[Saved data entries]
■ ■ ■ ■ ■ ■ ■
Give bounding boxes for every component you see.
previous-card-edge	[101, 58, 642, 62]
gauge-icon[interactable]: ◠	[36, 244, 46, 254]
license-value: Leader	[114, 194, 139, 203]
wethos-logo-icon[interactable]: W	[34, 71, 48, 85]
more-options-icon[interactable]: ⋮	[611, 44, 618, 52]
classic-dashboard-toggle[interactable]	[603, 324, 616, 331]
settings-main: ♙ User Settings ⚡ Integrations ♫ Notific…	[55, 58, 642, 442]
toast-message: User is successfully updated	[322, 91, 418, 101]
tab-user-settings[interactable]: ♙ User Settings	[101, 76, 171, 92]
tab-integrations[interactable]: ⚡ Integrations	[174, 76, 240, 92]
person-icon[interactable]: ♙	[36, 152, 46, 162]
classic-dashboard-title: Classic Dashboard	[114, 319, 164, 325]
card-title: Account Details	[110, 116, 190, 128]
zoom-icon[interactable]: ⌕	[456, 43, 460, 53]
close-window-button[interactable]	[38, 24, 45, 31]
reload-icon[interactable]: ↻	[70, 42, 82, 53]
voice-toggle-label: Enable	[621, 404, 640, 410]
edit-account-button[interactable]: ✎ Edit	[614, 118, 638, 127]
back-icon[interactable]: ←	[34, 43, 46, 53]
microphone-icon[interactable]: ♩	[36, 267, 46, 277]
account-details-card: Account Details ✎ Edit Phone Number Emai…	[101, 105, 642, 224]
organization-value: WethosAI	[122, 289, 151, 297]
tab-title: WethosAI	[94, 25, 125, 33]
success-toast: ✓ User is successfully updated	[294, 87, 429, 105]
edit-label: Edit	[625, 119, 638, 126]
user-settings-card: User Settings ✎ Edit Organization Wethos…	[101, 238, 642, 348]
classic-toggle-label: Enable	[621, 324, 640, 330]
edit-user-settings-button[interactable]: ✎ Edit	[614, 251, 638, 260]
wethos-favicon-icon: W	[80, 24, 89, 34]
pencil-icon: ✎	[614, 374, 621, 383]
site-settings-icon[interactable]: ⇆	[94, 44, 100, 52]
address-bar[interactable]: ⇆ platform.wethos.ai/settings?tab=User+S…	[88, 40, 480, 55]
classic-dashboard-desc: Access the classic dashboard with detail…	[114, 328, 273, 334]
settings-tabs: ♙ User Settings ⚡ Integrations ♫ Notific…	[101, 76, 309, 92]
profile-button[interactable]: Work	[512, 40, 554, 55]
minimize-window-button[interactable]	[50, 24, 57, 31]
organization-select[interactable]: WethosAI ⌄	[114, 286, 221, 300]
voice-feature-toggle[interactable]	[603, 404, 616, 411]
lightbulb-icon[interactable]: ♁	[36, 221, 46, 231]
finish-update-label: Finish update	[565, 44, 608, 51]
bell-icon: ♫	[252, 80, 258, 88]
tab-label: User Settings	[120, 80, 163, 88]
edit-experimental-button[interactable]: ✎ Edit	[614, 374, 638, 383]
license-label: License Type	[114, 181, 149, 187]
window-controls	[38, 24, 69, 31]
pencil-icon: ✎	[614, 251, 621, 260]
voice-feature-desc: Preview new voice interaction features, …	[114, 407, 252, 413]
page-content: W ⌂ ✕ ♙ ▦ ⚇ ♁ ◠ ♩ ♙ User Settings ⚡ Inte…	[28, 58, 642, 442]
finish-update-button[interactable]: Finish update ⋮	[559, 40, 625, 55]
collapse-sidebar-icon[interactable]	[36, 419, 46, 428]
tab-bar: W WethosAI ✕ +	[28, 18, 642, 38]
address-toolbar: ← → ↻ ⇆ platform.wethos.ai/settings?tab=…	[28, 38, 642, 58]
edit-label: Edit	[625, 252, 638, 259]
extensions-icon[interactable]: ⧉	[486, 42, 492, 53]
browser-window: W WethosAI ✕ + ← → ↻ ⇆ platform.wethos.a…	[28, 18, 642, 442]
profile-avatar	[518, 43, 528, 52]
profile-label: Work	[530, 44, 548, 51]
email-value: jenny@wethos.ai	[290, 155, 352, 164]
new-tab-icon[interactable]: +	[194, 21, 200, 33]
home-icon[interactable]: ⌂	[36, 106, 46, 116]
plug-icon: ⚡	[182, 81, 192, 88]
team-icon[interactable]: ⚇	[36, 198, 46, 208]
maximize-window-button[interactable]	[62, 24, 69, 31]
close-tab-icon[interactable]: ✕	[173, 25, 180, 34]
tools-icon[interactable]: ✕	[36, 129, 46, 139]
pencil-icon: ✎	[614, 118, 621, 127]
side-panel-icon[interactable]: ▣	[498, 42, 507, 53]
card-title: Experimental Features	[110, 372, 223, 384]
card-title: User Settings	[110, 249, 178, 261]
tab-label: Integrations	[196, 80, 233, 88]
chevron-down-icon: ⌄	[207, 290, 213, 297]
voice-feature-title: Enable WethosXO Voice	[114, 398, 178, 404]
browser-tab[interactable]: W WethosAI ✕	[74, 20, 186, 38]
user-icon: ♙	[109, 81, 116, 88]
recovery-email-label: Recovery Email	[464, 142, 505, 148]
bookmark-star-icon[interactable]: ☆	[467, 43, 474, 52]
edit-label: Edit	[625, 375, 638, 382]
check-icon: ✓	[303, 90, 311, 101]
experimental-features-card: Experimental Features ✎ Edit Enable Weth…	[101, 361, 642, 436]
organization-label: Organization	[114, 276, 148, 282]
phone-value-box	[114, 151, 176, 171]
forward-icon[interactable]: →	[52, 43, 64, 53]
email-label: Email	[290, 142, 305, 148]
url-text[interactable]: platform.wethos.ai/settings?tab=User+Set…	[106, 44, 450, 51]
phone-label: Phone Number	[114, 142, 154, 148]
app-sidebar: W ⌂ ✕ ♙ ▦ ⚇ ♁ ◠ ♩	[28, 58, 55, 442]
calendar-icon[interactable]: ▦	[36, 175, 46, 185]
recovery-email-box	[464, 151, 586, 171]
■ ■ ■ ■ ■ ■ ■
• **What you should do**
Could you convert all of the rows above into a JSON list of strings, one string per line, skipping any blank lines?

• **Problem solution**
[
  "Give bounding boxes for every component you see.",
  "previous-card-edge\t[101, 58, 642, 62]",
  "gauge-icon[interactable]: ◠\t[36, 244, 46, 254]",
  "license-value: Leader\t[114, 194, 139, 203]",
  "wethos-logo-icon[interactable]: W\t[34, 71, 48, 85]",
  "more-options-icon[interactable]: ⋮\t[611, 44, 618, 52]",
  "classic-dashboard-toggle[interactable]\t[603, 324, 616, 331]",
  "settings-main: ♙ User Settings ⚡ Integrations ♫ Notific…\t[55, 58, 642, 442]",
  "toast-message: User is successfully updated\t[322, 91, 418, 101]",
  "tab-user-settings[interactable]: ♙ User Settings\t[101, 76, 171, 92]",
  "tab-integrations[interactable]: ⚡ Integrations\t[174, 76, 240, 92]",
  "person-icon[interactable]: ♙\t[36, 152, 46, 162]",
  "classic-dashboard-title: Classic Dashboard\t[114, 319, 164, 325]",
  "card-title: Account Details\t[110, 116, 190, 128]",
  "zoom-icon[interactable]: ⌕\t[456, 43, 460, 53]",
  "close-window-button[interactable]\t[38, 24, 45, 31]",
  "reload-icon[interactable]: ↻\t[70, 42, 82, 53]",
  "voice-toggle-label: Enable\t[621, 404, 640, 410]",
  "edit-account-button[interactable]: ✎ Edit\t[614, 118, 638, 127]",
  "back-icon[interactable]: ←\t[34, 43, 46, 53]",
  "microphone-icon[interactable]: ♩\t[36, 267, 46, 277]",
  "account-details-card: Account Details ✎ Edit Phone Number Emai…\t[101, 105, 642, 224]",
  "organization-value: WethosAI\t[122, 289, 151, 297]",
  "tab-title: WethosAI\t[94, 25, 125, 33]",
  "success-toast: ✓ User is successfully updated\t[294, 87, 429, 105]",
  "edit-label: Edit\t[625, 119, 638, 126]",
  "user-settings-card: User Settings ✎ Edit Organization Wethos…\t[101, 238, 642, 348]",
  "classic-toggle-label: Enable\t[621, 324, 640, 330]",
  "edit-user-settings-button[interactable]: ✎ Edit\t[614, 251, 638, 260]",
  "wethos-favicon-icon: W\t[80, 24, 89, 34]",
  "pencil-icon: ✎\t[614, 374, 621, 383]",
  "site-settings-icon[interactable]: ⇆\t[94, 44, 100, 52]",
  "address-bar[interactable]: ⇆ platform.wethos.ai/settings?tab=User+S…\t[88, 40, 480, 55]",
  "classic-dashboard-desc: Access the classic dashboard with detail…\t[114, 328, 273, 334]",
  "settings-tabs: ♙ User Settings ⚡ Integrations ♫ Notific…\t[101, 76, 309, 92]",
  "profile-button[interactable]: Work\t[512, 40, 554, 55]",
  "minimize-window-button[interactable]\t[50, 24, 57, 31]",
  "organization-select[interactable]: WethosAI ⌄\t[114, 286, 221, 300]",
  "voice-feature-toggle[interactable]\t[603, 404, 616, 411]",
  "lightbulb-icon[interactable]: ♁\t[36, 221, 46, 231]",
  "finish-update-label: Finish update\t[565, 44, 608, 51]",
  "bell-icon: ♫\t[252, 80, 258, 88]",
  "tab-label: User Settings\t[120, 80, 163, 88]",
  "edit-experimental-button[interactable]: ✎ Edit\t[614, 374, 638, 383]",
  "license-label: License Type\t[114, 181, 149, 187]",
  "window-controls\t[38, 24, 69, 31]",
  "pencil-icon: ✎\t[614, 251, 621, 260]",
  "voice-feature-desc: Preview new voice interaction features, …\t[114, 407, 252, 413]",
  "page-content: W ⌂ ✕ ♙ ▦ ⚇ ♁ ◠ ♩ ♙ User Settings ⚡ Inte…\t[28, 58, 642, 442]",
  "finish-update-button[interactable]: Finish update ⋮\t[559, 40, 625, 55]",
  "collapse-sidebar-icon[interactable]\t[36, 419, 46, 428]",
  "tab-bar: W WethosAI ✕ +\t[28, 18, 642, 38]",
  "address-toolbar: ← → ↻ ⇆ platform.wethos.ai/settings?tab=…\t[28, 38, 642, 58]",
  "edit-label: Edit\t[625, 252, 638, 259]",
  "extensions-icon[interactable]: ⧉\t[486, 42, 492, 53]",
  "browser-window: W WethosAI ✕ + ← → ↻ ⇆ platform.wethos.a…\t[28, 18, 642, 442]",
  "profile-avatar\t[518, 43, 528, 52]",
  "profile-label: Work\t[530, 44, 548, 51]",
  "email-value: jenny@wethos.ai\t[290, 155, 352, 164]",
  "new-tab-icon[interactable]: +\t[194, 21, 200, 33]",
  "home-icon[interactable]: ⌂\t[36, 106, 46, 116]",
  "plug-icon: ⚡\t[182, 81, 192, 88]",
  "team-icon[interactable]: ⚇\t[36, 198, 46, 208]",
  "maximize-window-button[interactable]\t[62, 24, 69, 31]",
  "close-tab-icon[interactable]: ✕\t[173, 25, 180, 34]",
  "tools-icon[interactable]: ✕\t[36, 129, 46, 139]",
  "pencil-icon: ✎\t[614, 118, 621, 127]",
  "side-panel-icon[interactable]: ▣\t[498, 42, 507, 53]",
  "card-title: Experimental Features\t[110, 372, 223, 384]",
  "card-title: User Settings\t[110, 249, 178, 261]",
  "tab-label: Integrations\t[196, 80, 233, 88]",
  "chevron-down-icon: ⌄\t[207, 290, 213, 297]",
  "voice-feature-title: Enable WethosXO Voice\t[114, 398, 178, 404]",
  "browser-tab[interactable]: W WethosAI ✕\t[74, 20, 186, 38]",
  "user-icon: ♙\t[109, 81, 116, 88]",
  "recovery-email-label: Recovery Email\t[464, 142, 505, 148]",
  "bookmark-star-icon[interactable]: ☆\t[467, 43, 474, 52]",
  "edit-label: Edit\t[625, 375, 638, 382]",
  "check-icon: ✓\t[303, 90, 311, 101]",
  "experimental-features-card: Experimental Features ✎ Edit Enable Weth…\t[101, 361, 642, 436]",
  "organization-label: Organization\t[114, 276, 148, 282]",
  "phone-value-box\t[114, 151, 176, 171]",
  "forward-icon[interactable]: →\t[52, 43, 64, 53]",
  "email-label: Email\t[290, 142, 305, 148]",
  "url-text[interactable]: platform.wethos.ai/settings?tab=User+Set…\t[106, 44, 450, 51]",
  "phone-label: Phone Number\t[114, 142, 154, 148]",
  "app-sidebar: W ⌂ ✕ ♙ ▦ ⚇ ♁ ◠ ♩\t[28, 58, 55, 442]",
  "calendar-icon[interactable]: ▦\t[36, 175, 46, 185]",
  "recovery-email-box\t[464, 151, 586, 171]"
]